▶ **Task brief**
Reproduce each of the entries below line for line, with no changes.

▶ **Material**
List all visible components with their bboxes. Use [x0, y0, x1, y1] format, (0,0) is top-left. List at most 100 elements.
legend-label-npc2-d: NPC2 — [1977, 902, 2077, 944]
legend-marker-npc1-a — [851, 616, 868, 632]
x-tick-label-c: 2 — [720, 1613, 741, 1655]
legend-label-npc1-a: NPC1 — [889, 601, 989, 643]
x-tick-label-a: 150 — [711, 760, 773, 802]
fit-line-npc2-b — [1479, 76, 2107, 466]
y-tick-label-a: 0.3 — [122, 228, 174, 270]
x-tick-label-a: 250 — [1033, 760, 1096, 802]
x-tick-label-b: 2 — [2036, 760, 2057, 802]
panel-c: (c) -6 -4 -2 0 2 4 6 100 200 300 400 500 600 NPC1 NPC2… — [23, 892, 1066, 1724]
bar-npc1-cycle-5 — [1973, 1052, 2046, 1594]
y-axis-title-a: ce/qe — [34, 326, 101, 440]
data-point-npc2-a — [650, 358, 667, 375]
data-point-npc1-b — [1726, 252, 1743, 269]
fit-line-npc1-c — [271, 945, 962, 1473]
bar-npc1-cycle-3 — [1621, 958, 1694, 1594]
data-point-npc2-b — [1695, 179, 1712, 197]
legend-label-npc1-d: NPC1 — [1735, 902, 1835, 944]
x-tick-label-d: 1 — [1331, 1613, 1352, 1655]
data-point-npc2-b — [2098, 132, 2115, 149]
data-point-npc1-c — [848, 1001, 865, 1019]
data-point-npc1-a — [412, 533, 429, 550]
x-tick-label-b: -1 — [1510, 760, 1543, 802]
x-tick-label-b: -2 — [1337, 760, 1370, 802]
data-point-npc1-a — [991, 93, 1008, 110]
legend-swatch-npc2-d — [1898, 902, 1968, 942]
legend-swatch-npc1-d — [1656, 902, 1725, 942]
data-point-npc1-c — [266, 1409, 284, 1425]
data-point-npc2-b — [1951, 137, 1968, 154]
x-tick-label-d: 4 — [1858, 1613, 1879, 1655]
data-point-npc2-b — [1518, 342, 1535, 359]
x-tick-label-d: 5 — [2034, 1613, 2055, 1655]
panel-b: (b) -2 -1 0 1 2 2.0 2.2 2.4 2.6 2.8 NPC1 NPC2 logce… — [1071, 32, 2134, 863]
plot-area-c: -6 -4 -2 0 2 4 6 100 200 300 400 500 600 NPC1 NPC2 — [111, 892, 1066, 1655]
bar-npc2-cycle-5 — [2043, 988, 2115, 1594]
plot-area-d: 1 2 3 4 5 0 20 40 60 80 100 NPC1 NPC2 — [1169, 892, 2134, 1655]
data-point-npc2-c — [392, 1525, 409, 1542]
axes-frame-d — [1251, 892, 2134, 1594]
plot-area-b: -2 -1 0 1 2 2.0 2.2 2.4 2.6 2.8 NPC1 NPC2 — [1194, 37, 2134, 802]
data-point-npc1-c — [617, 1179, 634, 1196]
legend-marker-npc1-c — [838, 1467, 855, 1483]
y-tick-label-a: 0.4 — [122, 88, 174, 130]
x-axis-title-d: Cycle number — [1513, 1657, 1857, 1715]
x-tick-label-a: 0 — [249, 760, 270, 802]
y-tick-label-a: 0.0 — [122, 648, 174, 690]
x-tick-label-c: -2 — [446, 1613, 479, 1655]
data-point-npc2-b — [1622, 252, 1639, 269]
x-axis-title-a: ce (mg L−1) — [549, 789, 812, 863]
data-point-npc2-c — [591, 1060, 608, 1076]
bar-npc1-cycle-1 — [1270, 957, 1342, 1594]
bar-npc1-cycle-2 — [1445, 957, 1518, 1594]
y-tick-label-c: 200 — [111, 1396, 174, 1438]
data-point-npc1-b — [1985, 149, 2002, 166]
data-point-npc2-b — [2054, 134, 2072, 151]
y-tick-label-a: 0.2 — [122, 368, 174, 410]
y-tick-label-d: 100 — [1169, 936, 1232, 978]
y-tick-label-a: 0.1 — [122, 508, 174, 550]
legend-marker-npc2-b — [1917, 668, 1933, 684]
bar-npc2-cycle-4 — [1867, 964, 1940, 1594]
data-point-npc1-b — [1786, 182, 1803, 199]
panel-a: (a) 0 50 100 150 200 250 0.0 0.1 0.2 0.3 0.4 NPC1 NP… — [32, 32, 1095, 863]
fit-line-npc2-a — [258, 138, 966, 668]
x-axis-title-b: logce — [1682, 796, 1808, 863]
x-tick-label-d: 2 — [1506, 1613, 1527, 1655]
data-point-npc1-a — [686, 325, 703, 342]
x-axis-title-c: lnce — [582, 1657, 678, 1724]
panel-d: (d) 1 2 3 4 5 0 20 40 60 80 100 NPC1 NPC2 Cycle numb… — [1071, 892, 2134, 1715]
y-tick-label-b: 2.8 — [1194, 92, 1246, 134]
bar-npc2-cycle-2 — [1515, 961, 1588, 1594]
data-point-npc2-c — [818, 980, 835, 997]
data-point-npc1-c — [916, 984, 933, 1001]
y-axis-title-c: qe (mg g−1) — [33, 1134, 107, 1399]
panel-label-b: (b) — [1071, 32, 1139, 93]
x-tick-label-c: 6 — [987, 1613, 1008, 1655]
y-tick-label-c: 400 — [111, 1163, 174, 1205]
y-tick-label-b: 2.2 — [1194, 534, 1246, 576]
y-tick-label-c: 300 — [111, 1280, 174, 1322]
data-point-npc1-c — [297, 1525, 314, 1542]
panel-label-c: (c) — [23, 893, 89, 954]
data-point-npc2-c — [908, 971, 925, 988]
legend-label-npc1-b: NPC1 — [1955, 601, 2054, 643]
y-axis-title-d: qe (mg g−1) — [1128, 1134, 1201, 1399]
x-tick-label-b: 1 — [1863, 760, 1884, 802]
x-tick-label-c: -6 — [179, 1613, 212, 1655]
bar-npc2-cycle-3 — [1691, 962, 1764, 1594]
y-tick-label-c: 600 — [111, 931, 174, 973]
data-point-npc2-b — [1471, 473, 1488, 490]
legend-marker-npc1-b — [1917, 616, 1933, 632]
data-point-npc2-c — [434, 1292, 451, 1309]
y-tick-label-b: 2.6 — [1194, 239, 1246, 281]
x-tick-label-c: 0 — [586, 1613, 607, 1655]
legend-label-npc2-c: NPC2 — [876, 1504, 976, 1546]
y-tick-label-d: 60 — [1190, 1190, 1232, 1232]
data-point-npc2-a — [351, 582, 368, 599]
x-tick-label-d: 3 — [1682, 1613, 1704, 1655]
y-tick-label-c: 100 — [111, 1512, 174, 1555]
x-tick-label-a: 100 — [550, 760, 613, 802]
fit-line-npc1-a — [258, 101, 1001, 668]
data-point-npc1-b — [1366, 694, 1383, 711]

▶ **Written solution**
List all visible components with their bboxes. Use [x0, y0, x1, y1] format, (0,0) is top-left. List at most 100 elements.
legend-label-npc2-d: NPC2 — [1977, 902, 2077, 944]
legend-marker-npc1-a — [851, 616, 868, 632]
x-tick-label-c: 2 — [720, 1613, 741, 1655]
legend-label-npc1-a: NPC1 — [889, 601, 989, 643]
x-tick-label-a: 150 — [711, 760, 773, 802]
fit-line-npc2-b — [1479, 76, 2107, 466]
y-tick-label-a: 0.3 — [122, 228, 174, 270]
x-tick-label-a: 250 — [1033, 760, 1096, 802]
x-tick-label-b: 2 — [2036, 760, 2057, 802]
panel-c: (c) -6 -4 -2 0 2 4 6 100 200 300 400 500 600 NPC1 NPC2… — [23, 892, 1066, 1724]
bar-npc1-cycle-5 — [1973, 1052, 2046, 1594]
y-axis-title-a: ce/qe — [34, 326, 101, 440]
data-point-npc2-a — [650, 358, 667, 375]
data-point-npc1-b — [1726, 252, 1743, 269]
fit-line-npc1-c — [271, 945, 962, 1473]
bar-npc1-cycle-3 — [1621, 958, 1694, 1594]
data-point-npc2-b — [1695, 179, 1712, 197]
legend-label-npc1-d: NPC1 — [1735, 902, 1835, 944]
x-tick-label-d: 1 — [1331, 1613, 1352, 1655]
data-point-npc2-b — [2098, 132, 2115, 149]
data-point-npc1-c — [848, 1001, 865, 1019]
data-point-npc1-a — [412, 533, 429, 550]
x-tick-label-b: -1 — [1510, 760, 1543, 802]
x-tick-label-b: -2 — [1337, 760, 1370, 802]
data-point-npc1-a — [991, 93, 1008, 110]
legend-swatch-npc2-d — [1898, 902, 1968, 942]
legend-swatch-npc1-d — [1656, 902, 1725, 942]
data-point-npc1-c — [266, 1409, 284, 1425]
data-point-npc2-b — [1951, 137, 1968, 154]
x-tick-label-d: 4 — [1858, 1613, 1879, 1655]
data-point-npc2-b — [1518, 342, 1535, 359]
x-tick-label-d: 5 — [2034, 1613, 2055, 1655]
panel-b: (b) -2 -1 0 1 2 2.0 2.2 2.4 2.6 2.8 NPC1 NPC2 logce… — [1071, 32, 2134, 863]
plot-area-c: -6 -4 -2 0 2 4 6 100 200 300 400 500 600 NPC1 NPC2 — [111, 892, 1066, 1655]
bar-npc2-cycle-5 — [2043, 988, 2115, 1594]
plot-area-d: 1 2 3 4 5 0 20 40 60 80 100 NPC1 NPC2 — [1169, 892, 2134, 1655]
data-point-npc2-c — [392, 1525, 409, 1542]
axes-frame-d — [1251, 892, 2134, 1594]
plot-area-b: -2 -1 0 1 2 2.0 2.2 2.4 2.6 2.8 NPC1 NPC2 — [1194, 37, 2134, 802]
data-point-npc1-c — [617, 1179, 634, 1196]
legend-marker-npc1-c — [838, 1467, 855, 1483]
y-tick-label-a: 0.4 — [122, 88, 174, 130]
x-axis-title-d: Cycle number — [1513, 1657, 1857, 1715]
x-tick-label-a: 0 — [249, 760, 270, 802]
y-tick-label-a: 0.0 — [122, 648, 174, 690]
x-tick-label-c: -2 — [446, 1613, 479, 1655]
data-point-npc2-b — [1622, 252, 1639, 269]
x-axis-title-a: ce (mg L−1) — [549, 789, 812, 863]
data-point-npc2-c — [591, 1060, 608, 1076]
bar-npc1-cycle-1 — [1270, 957, 1342, 1594]
bar-npc1-cycle-2 — [1445, 957, 1518, 1594]
y-tick-label-c: 200 — [111, 1396, 174, 1438]
data-point-npc1-b — [1985, 149, 2002, 166]
data-point-npc2-b — [2054, 134, 2072, 151]
y-tick-label-a: 0.2 — [122, 368, 174, 410]
y-tick-label-d: 100 — [1169, 936, 1232, 978]
y-tick-label-a: 0.1 — [122, 508, 174, 550]
legend-marker-npc2-b — [1917, 668, 1933, 684]
bar-npc2-cycle-4 — [1867, 964, 1940, 1594]
data-point-npc1-b — [1786, 182, 1803, 199]
panel-a: (a) 0 50 100 150 200 250 0.0 0.1 0.2 0.3 0.4 NPC1 NP… — [32, 32, 1095, 863]
fit-line-npc2-a — [258, 138, 966, 668]
x-axis-title-b: logce — [1682, 796, 1808, 863]
x-tick-label-d: 2 — [1506, 1613, 1527, 1655]
data-point-npc1-a — [686, 325, 703, 342]
x-axis-title-c: lnce — [582, 1657, 678, 1724]
panel-d: (d) 1 2 3 4 5 0 20 40 60 80 100 NPC1 NPC2 Cycle numb… — [1071, 892, 2134, 1715]
y-tick-label-b: 2.8 — [1194, 92, 1246, 134]
bar-npc2-cycle-2 — [1515, 961, 1588, 1594]
data-point-npc2-c — [818, 980, 835, 997]
data-point-npc1-c — [916, 984, 933, 1001]
y-axis-title-c: qe (mg g−1) — [33, 1134, 107, 1399]
panel-label-b: (b) — [1071, 32, 1139, 93]
x-tick-label-c: 6 — [987, 1613, 1008, 1655]
y-tick-label-c: 400 — [111, 1163, 174, 1205]
y-tick-label-b: 2.2 — [1194, 534, 1246, 576]
y-tick-label-c: 300 — [111, 1280, 174, 1322]
data-point-npc1-c — [297, 1525, 314, 1542]
panel-label-c: (c) — [23, 893, 89, 954]
data-point-npc2-c — [908, 971, 925, 988]
legend-label-npc1-b: NPC1 — [1955, 601, 2054, 643]
y-axis-title-d: qe (mg g−1) — [1128, 1134, 1201, 1399]
x-tick-label-b: 1 — [1863, 760, 1884, 802]
x-tick-label-c: -6 — [179, 1613, 212, 1655]
bar-npc2-cycle-3 — [1691, 962, 1764, 1594]
y-tick-label-c: 600 — [111, 931, 174, 973]
data-point-npc2-b — [1471, 473, 1488, 490]
legend-marker-npc1-b — [1917, 616, 1933, 632]
data-point-npc2-c — [434, 1292, 451, 1309]
y-tick-label-b: 2.6 — [1194, 239, 1246, 281]
x-tick-label-c: 0 — [586, 1613, 607, 1655]
legend-label-npc2-c: NPC2 — [876, 1504, 976, 1546]
y-tick-label-d: 60 — [1190, 1190, 1232, 1232]
data-point-npc2-a — [351, 582, 368, 599]
x-tick-label-d: 3 — [1682, 1613, 1704, 1655]
y-tick-label-c: 100 — [111, 1512, 174, 1555]
x-tick-label-a: 100 — [550, 760, 613, 802]
fit-line-npc1-a — [258, 101, 1001, 668]
data-point-npc1-b — [1366, 694, 1383, 711]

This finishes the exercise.